As noted above, because the ailerons on these airplanes are not mass-balanced, they are particularly susceptible to flutter if the cable tension is not adequate. Moreover, on August 11, 2008, AMD notified CH-601XL airplane owners of a recent flutter event attributed to loose aileron control cables and instructed them to ensure the tension of their airplanes’ flight control cables were within 5 lbs of the specified values for rudder (22 lbs), aileron (30 lbs), and elevator (40 lbs) cable tension. On October 28, 2008, Zenair’s European division issued a service bulletin noting that “loose control cables can lead to flutter of control surfaces” and that flutter had “been experienced in the Zodiac CH-601XL airplane as reported by two pilots.” The bulletin instructed owners to inspect all control cables and adjust them as necessary to maintain the specified tension values.

Zenair asserted in correspondence with the Safety Board that proper cable tension is an adequate strategy to protect against flutter for this airplane type and further asserted that November 2005 certification flight tests confirmed the airplane is adequately protected from flutter. In those certification flight tests, the control stick was rapped with a mallet or stick to attempt to induce flutter. The stick vibrations quickly subsided and the designer concluded the system was well damped. However, there are multiple modes (or types) of flutter; and, according to other airplane designers and the FAA, this testing method alone may not be adequate to uncover susceptibility to flutter in all its modes.
---
Exercise set
1/ Could you rewrite the passage on aileron flutter, starting at "As noted above, because" and ending at "specified tension values.", with "flutter" replaced by "vibration"?
2/ Can you repeat, character for character, the lines of the records starting at the line that contains "staticText: 设置透明度 <box>59 631 174 660</box>" and ending at the line that contains "staticText: 微信 <box>361 537 377 547</box>"?
---
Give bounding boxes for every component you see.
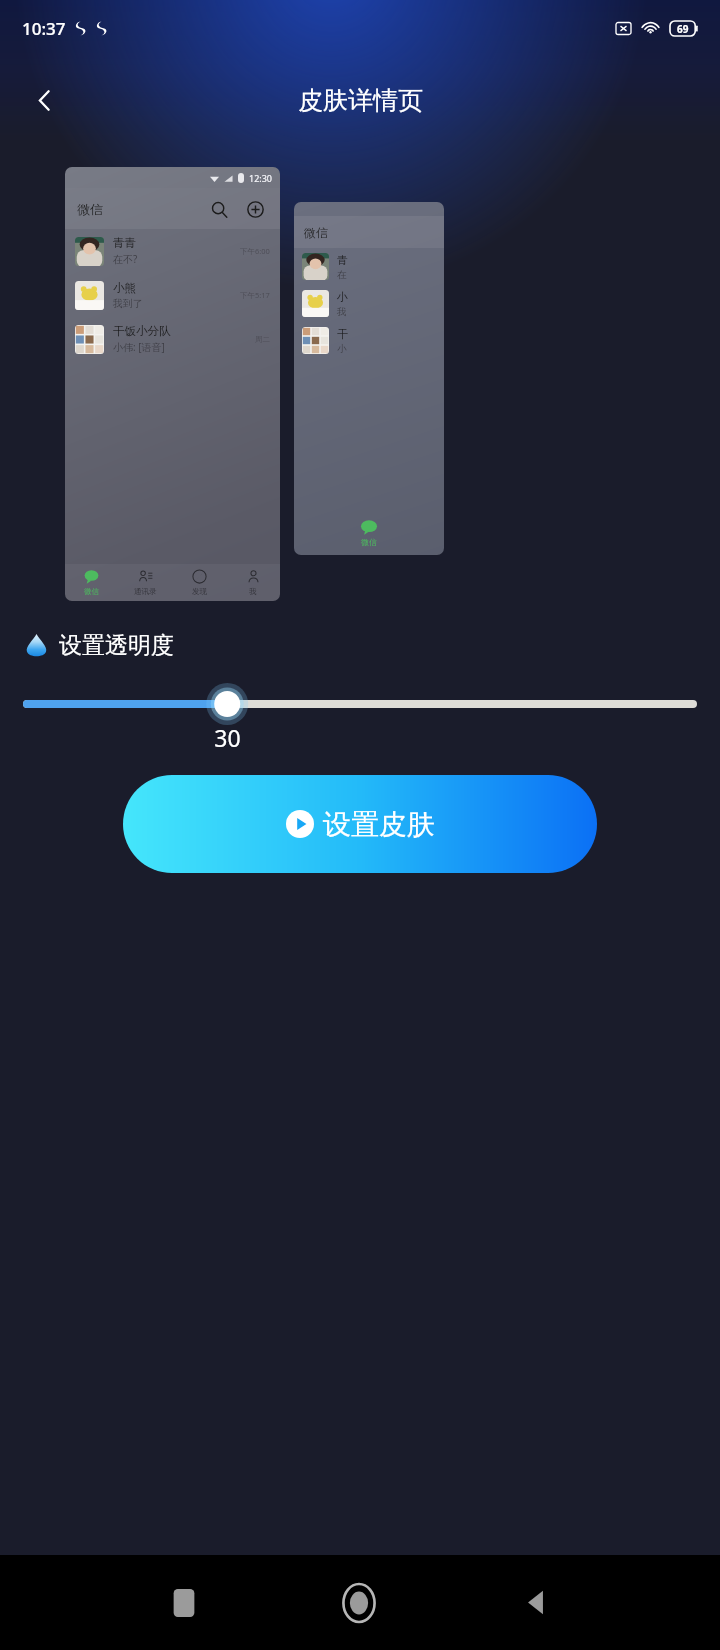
staticText: 设置透明度 <box>59 631 174 660</box>
staticText: 小 <box>337 343 347 355</box>
button[interactable]: Add <box>242 196 268 222</box>
staticText: 12:30 <box>249 172 273 184</box>
button[interactable]: 发现 <box>172 564 226 601</box>
staticText: 我 <box>337 306 347 318</box>
staticText: 设置皮肤 <box>323 807 435 842</box>
button[interactable]: 小熊 <box>75 273 270 317</box>
staticText: 我到了 <box>113 297 143 310</box>
staticText: 下午6:00 <box>240 246 270 256</box>
button[interactable]: 我 <box>226 564 280 601</box>
button[interactable]: Back <box>447 1555 623 1650</box>
staticText: 通讯录 <box>134 587 157 596</box>
staticText: 我 <box>249 587 257 596</box>
button[interactable]: 微信 <box>294 202 444 555</box>
staticText: 微信 <box>84 587 99 596</box>
button[interactable]: Opacity slider <box>23 686 697 722</box>
staticText: 周二 <box>255 335 270 344</box>
button[interactable]: Back <box>18 74 70 126</box>
button[interactable]: Search <box>206 196 232 222</box>
button[interactable]: 干 <box>302 322 444 359</box>
button[interactable]: 设置透明度 <box>24 631 174 660</box>
staticText: 小熊 <box>113 281 136 295</box>
staticText: 微信 <box>77 201 103 217</box>
staticText: 发现 <box>192 587 207 596</box>
button[interactable]: 设置皮肤 <box>123 775 597 873</box>
button[interactable]: 微信 <box>65 564 118 601</box>
button[interactable]: 青 <box>302 248 444 285</box>
button[interactable]: 通讯录 <box>118 564 172 601</box>
staticText: 青 <box>337 253 348 267</box>
staticText: 在不? <box>113 252 138 266</box>
button[interactable]: Recents <box>96 1555 271 1650</box>
button[interactable]: 青青 <box>75 229 270 273</box>
staticText: 在 <box>337 269 347 281</box>
staticText: 微信 <box>304 225 328 240</box>
button[interactable]: 12:30 <box>65 167 280 601</box>
staticText: 微信 <box>361 537 377 547</box>
staticText: 干 <box>337 327 348 341</box>
staticText: 干饭小分队 <box>113 324 171 338</box>
button[interactable]: Home <box>271 1555 447 1650</box>
staticText: 30 <box>214 722 241 753</box>
staticText: 小 <box>337 290 348 304</box>
staticText: 69 <box>677 22 689 36</box>
staticText: 青青 <box>113 236 136 250</box>
button[interactable]: 干饭小分队 <box>75 317 270 361</box>
staticText: 小伟: [语音] <box>113 340 165 354</box>
staticText: 10:37 <box>22 17 66 40</box>
staticText: 皮肤详情页 <box>298 85 423 116</box>
staticText: 下午5:17 <box>240 290 270 300</box>
button[interactable]: 小 <box>302 285 444 322</box>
---
Results of the exercise
1/
As noted above, because the ailerons on these airplanes are not mass-balanced, they are particularly susceptible to vibration if the cable tension is not adequate. Moreover, on August 11, 2008, AMD notified CH-601XL airplane owners of a recent vibration event attributed to loose aileron control cables and instructed them to ensure the tension of their airplanes’ flight control cables were within 5 lbs of the specified values for rudder (22 lbs), aileron (30 lbs), and elevator (40 lbs) cable tension. On October 28, 2008, Zenair’s European division issued a service bulletin noting that “loose control cables can lead to vibration of control surfaces” and that vibration had “been experienced in the Zodiac CH-601XL airplane as reported by two pilots.” The bulletin instructed owners to inspect all control cables and adjust them as necessary to maintain the specified tension values.

2/
staticText: 设置透明度 <box>59 631 174 660</box>
staticText: 小 <box>337 343 347 355</box>
button[interactable]: Add <box>242 196 268 222</box>
staticText: 12:30 <box>249 172 273 184</box>
button[interactable]: 发现 <box>172 564 226 601</box>
staticText: 我 <box>337 306 347 318</box>
staticText: 设置皮肤 <box>323 807 435 842</box>
button[interactable]: 小熊 <box>75 273 270 317</box>
staticText: 我到了 <box>113 297 143 310</box>
staticText: 下午6:00 <box>240 246 270 256</box>
button[interactable]: 我 <box>226 564 280 601</box>
button[interactable]: Back <box>447 1555 623 1650</box>
staticText: 通讯录 <box>134 587 157 596</box>
staticText: 我 <box>249 587 257 596</box>
button[interactable]: 微信 <box>294 202 444 555</box>
staticText: 微信 <box>84 587 99 596</box>
button[interactable]: Opacity slider <box>23 686 697 722</box>
staticText: 周二 <box>255 335 270 344</box>
button[interactable]: Back <box>18 74 70 126</box>
button[interactable]: Search <box>206 196 232 222</box>
button[interactable]: 干 <box>302 322 444 359</box>
button[interactable]: 设置透明度 <box>24 631 174 660</box>
staticText: 小熊 <box>113 281 136 295</box>
staticText: 微信 <box>77 201 103 217</box>
staticText: 发现 <box>192 587 207 596</box>
button[interactable]: 设置皮肤 <box>123 775 597 873</box>
button[interactable]: 微信 <box>65 564 118 601</box>
button[interactable]: 青 <box>302 248 444 285</box>
button[interactable]: 通讯录 <box>118 564 172 601</box>
staticText: 青 <box>337 253 348 267</box>
staticText: 在不? <box>113 252 138 266</box>
button[interactable]: Recents <box>96 1555 271 1650</box>
button[interactable]: 青青 <box>75 229 270 273</box>
staticText: 在 <box>337 269 347 281</box>
staticText: 微信 <box>304 225 328 240</box>
button[interactable]: 12:30 <box>65 167 280 601</box>
staticText: 微信 <box>361 537 377 547</box>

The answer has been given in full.